◆ **Stated goal**: Filter this material down to the lines that hold "text", copying each one.

◆ **Provided information**:
((

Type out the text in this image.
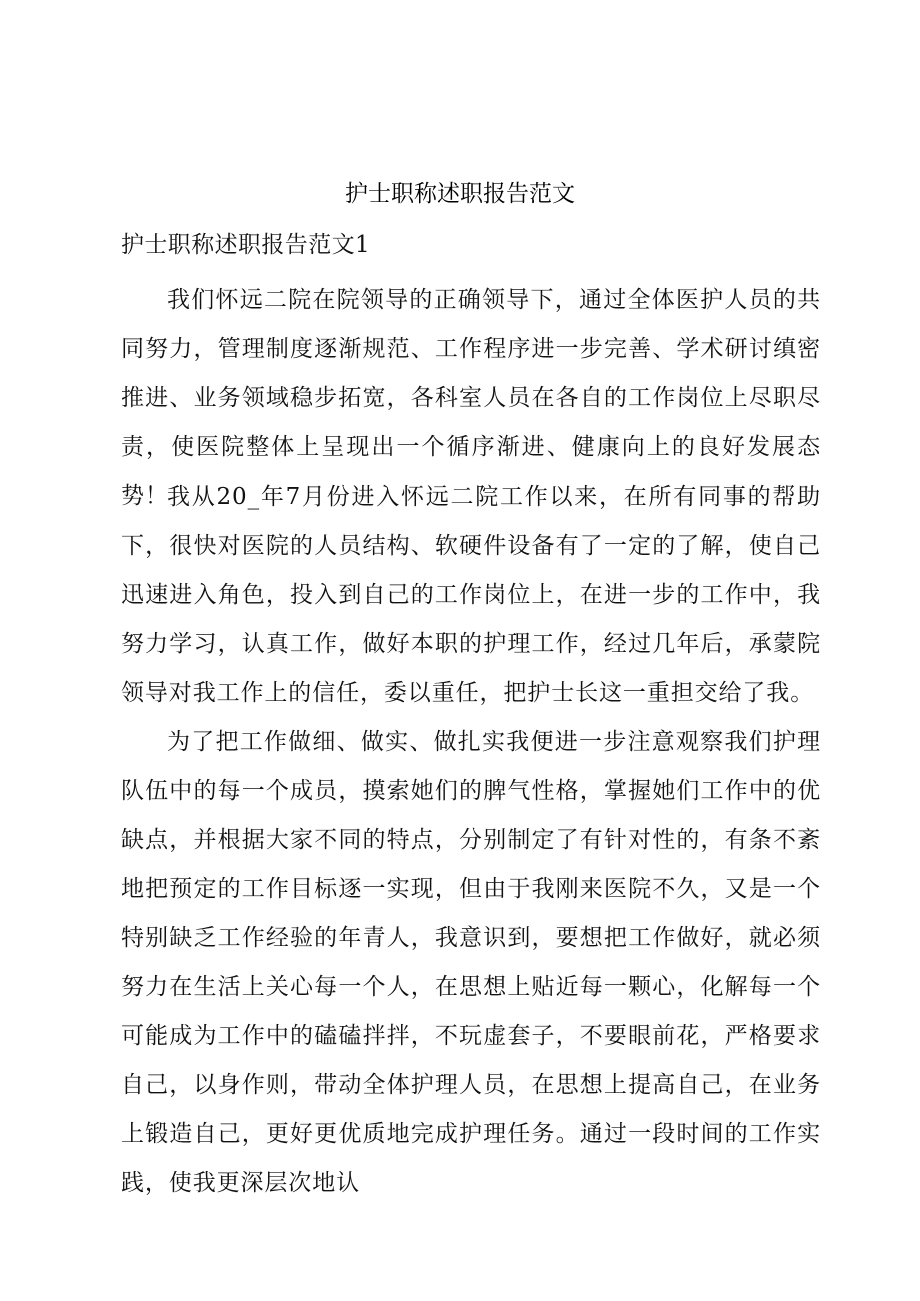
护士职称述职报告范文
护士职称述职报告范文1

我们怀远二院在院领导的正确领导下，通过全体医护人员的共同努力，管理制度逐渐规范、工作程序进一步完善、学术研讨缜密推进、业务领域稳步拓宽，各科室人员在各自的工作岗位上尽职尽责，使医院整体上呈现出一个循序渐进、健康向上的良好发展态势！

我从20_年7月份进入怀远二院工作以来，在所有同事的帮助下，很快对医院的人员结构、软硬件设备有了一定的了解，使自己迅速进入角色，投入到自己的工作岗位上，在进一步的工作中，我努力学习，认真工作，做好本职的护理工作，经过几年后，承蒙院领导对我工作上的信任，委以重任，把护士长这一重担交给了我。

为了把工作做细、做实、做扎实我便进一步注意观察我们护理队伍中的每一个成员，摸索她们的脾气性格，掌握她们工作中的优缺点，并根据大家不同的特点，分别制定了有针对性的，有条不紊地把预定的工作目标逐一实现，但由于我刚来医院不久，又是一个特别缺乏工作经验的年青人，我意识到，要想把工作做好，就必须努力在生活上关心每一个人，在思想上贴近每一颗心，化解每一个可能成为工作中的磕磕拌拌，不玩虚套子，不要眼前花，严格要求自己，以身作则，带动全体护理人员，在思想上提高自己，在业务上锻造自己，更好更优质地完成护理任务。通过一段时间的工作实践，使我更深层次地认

))
((

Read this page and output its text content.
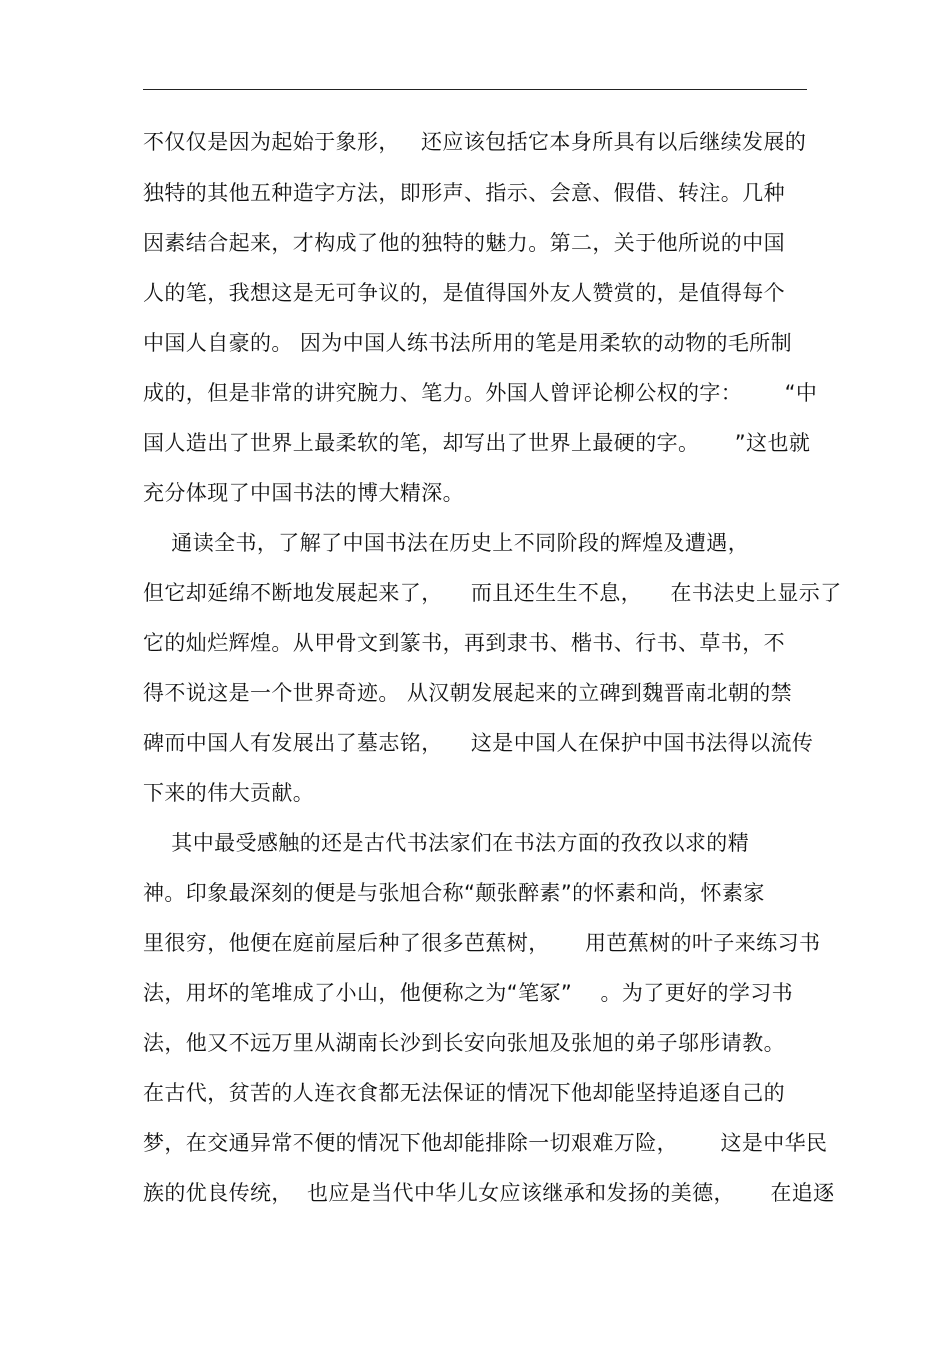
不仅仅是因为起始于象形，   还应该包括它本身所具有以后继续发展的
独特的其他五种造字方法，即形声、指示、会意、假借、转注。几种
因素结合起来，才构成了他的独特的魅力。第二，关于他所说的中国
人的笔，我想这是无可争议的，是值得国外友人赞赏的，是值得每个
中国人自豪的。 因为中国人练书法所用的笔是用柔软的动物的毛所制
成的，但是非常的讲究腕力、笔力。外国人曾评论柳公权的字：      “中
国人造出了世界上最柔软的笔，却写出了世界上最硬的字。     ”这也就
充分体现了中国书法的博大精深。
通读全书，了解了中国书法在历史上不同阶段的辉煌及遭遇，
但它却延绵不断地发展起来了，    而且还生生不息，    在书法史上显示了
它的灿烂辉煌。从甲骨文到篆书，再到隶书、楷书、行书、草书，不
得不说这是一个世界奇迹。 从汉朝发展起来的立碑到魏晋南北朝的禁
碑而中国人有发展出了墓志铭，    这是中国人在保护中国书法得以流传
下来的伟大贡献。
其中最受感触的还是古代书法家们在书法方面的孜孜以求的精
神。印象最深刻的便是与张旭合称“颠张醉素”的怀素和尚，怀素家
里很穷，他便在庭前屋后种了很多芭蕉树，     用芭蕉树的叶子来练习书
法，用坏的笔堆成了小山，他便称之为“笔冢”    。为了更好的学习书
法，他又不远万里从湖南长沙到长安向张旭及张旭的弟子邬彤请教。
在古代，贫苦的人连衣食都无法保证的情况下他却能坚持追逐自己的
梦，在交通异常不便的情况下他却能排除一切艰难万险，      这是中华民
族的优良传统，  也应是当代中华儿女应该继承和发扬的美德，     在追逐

))

◆ **Task result**:
Type out the text in this image.
Read this page and output its text content.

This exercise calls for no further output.